TASK STATEMENT: The lines to extract start at the one containing "Convert this document image to plain text." and end with the last line; give them exactly and nothing more.

SUPPLIED MATERIAL:

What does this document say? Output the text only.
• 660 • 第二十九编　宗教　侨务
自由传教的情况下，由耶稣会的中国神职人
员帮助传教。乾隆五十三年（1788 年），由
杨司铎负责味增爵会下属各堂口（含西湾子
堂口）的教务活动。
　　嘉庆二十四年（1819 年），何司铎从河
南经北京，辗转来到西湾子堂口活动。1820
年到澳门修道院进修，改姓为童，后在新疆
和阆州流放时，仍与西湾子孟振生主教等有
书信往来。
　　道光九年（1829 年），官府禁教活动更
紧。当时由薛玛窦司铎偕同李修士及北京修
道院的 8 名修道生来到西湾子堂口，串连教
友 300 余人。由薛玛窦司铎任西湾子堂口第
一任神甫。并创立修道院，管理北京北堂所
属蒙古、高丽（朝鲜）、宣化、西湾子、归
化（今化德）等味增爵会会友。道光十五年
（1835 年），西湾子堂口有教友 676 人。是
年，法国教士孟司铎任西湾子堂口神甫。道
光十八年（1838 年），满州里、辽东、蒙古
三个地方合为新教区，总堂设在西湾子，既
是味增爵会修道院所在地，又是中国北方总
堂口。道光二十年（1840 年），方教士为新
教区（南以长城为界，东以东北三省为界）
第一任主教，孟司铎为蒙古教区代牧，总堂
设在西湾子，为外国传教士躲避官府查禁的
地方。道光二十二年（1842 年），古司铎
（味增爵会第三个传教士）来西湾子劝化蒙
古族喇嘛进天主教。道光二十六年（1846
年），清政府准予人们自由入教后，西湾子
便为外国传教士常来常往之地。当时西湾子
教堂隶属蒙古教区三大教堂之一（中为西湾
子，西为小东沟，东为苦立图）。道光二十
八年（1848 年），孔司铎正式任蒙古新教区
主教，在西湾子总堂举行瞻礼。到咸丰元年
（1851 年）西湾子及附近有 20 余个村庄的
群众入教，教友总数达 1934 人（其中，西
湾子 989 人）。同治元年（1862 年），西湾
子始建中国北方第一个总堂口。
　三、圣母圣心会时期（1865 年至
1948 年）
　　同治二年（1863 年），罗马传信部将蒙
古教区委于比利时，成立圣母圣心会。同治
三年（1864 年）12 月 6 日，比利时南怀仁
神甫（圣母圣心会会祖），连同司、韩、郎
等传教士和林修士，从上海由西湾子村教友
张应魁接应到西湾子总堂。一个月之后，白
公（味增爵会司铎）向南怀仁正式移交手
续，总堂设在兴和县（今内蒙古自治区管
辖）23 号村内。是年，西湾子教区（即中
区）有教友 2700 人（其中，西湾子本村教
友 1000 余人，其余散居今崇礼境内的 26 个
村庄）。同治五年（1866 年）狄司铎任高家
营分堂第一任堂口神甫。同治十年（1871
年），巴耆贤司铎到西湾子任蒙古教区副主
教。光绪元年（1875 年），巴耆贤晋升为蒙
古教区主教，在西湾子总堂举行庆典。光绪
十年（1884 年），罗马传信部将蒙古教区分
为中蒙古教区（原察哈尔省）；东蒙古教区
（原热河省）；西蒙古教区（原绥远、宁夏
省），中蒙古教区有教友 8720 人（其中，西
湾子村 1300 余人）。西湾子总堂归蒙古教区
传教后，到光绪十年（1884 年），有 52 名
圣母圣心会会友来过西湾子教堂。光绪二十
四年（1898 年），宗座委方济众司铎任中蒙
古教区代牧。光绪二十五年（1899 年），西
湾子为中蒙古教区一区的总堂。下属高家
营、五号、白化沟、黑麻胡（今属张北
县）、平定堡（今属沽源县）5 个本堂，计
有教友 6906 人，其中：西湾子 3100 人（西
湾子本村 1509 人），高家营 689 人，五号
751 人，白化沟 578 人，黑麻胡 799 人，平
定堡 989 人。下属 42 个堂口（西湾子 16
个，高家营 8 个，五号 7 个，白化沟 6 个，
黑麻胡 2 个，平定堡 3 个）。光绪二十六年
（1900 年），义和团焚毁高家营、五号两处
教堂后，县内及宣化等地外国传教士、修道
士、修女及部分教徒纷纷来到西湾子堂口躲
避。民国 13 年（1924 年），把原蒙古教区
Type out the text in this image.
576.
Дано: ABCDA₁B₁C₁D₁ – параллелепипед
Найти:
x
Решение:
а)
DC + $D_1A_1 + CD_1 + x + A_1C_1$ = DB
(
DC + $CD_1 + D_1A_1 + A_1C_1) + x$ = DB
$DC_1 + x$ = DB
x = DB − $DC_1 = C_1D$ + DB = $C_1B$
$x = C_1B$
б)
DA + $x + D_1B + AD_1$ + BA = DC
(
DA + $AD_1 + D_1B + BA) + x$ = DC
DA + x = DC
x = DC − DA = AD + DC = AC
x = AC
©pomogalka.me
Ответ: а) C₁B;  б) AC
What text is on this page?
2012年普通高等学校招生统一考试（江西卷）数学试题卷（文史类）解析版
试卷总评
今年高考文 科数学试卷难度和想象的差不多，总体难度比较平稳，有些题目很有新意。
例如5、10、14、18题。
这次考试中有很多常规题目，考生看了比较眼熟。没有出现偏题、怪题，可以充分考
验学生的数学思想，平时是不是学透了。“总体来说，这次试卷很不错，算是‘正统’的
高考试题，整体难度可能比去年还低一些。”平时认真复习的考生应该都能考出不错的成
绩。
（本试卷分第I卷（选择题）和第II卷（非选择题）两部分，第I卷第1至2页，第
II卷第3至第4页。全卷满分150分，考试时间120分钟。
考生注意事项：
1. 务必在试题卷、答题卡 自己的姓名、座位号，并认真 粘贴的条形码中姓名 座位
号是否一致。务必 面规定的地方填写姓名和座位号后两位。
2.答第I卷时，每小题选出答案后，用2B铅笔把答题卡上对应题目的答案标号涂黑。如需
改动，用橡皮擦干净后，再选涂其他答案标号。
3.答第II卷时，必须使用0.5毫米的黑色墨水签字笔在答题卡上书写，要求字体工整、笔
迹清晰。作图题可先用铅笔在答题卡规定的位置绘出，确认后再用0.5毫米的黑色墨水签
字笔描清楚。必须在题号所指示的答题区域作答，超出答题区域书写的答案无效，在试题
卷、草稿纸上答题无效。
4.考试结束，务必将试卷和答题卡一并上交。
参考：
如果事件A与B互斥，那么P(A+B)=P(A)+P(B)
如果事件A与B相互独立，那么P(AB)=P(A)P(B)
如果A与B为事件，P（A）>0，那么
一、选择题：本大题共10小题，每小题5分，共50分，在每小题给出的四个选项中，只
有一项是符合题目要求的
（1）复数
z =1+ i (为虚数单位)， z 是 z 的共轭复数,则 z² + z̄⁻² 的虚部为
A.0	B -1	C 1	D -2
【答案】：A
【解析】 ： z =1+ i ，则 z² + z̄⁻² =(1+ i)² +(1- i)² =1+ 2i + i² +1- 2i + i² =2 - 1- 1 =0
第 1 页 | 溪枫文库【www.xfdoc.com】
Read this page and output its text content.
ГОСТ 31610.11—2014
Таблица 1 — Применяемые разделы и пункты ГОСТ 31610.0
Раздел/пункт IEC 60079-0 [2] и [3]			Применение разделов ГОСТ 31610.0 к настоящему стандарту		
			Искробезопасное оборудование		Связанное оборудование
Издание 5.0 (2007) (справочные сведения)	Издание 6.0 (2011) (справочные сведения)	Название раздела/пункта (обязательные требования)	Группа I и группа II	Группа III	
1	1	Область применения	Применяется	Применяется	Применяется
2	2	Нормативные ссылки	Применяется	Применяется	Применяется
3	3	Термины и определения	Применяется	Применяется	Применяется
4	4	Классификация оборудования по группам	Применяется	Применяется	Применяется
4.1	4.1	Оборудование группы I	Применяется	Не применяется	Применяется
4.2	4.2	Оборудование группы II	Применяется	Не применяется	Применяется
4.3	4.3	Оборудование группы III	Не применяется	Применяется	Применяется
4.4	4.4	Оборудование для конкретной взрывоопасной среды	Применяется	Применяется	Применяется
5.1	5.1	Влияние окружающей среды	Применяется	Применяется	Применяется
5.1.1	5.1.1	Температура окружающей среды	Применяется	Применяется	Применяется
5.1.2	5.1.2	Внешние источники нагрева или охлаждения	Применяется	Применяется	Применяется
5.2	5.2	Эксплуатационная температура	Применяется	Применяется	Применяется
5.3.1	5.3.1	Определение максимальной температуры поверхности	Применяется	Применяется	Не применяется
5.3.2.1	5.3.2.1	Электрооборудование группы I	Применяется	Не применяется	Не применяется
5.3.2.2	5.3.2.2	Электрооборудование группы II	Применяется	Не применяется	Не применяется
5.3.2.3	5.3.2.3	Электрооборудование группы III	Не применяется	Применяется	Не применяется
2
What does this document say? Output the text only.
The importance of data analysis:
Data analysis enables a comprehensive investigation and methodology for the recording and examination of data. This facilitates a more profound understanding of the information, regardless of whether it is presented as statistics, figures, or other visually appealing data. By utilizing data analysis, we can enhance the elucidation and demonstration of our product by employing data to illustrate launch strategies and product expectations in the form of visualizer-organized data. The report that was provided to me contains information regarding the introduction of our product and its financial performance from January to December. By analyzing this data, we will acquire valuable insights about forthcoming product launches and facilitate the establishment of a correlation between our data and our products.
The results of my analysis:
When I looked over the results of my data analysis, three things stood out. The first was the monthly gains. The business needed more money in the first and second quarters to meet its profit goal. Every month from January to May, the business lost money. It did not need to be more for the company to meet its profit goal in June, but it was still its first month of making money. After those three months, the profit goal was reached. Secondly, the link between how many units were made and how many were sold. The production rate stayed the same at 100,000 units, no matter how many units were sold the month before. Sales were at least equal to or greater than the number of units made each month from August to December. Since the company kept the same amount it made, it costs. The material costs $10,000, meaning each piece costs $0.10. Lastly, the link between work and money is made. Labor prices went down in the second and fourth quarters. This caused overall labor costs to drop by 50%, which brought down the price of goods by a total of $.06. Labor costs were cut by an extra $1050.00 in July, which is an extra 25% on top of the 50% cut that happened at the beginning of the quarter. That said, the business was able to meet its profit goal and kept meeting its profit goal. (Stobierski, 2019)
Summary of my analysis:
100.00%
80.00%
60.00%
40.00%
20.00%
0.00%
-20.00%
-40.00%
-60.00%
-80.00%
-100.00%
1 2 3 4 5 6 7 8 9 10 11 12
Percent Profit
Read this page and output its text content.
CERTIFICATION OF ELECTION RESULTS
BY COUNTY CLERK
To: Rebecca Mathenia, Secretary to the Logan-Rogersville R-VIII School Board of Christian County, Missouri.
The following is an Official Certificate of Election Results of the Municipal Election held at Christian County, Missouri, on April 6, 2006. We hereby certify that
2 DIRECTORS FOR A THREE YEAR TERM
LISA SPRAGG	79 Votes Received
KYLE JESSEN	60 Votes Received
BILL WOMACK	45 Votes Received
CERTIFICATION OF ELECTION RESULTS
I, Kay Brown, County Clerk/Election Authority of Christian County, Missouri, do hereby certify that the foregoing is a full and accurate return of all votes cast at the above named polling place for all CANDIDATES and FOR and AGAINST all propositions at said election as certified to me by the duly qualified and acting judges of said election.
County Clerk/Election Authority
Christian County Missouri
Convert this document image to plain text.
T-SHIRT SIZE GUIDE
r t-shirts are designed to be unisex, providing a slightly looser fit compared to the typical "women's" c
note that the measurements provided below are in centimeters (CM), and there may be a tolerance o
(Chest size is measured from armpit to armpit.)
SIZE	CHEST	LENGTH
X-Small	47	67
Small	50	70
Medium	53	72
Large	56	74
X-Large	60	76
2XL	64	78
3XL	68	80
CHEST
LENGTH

TASK ANSWER:
Convert this document image to plain text.
T-SHIRT SIZE GUIDE
r t-shirts are designed to be unisex, providing a slightly looser fit compared to the typical "women's" c
note that the measurements provided below are in centimeters (CM), and there may be a tolerance o
(Chest size is measured from armpit to armpit.)
SIZE	CHEST	LENGTH
X-Small	47	67
Small	50	70
Medium	53	72
Large	56	74
X-Large	60	76
2XL	64	78
3XL	68	80
CHEST
LENGTH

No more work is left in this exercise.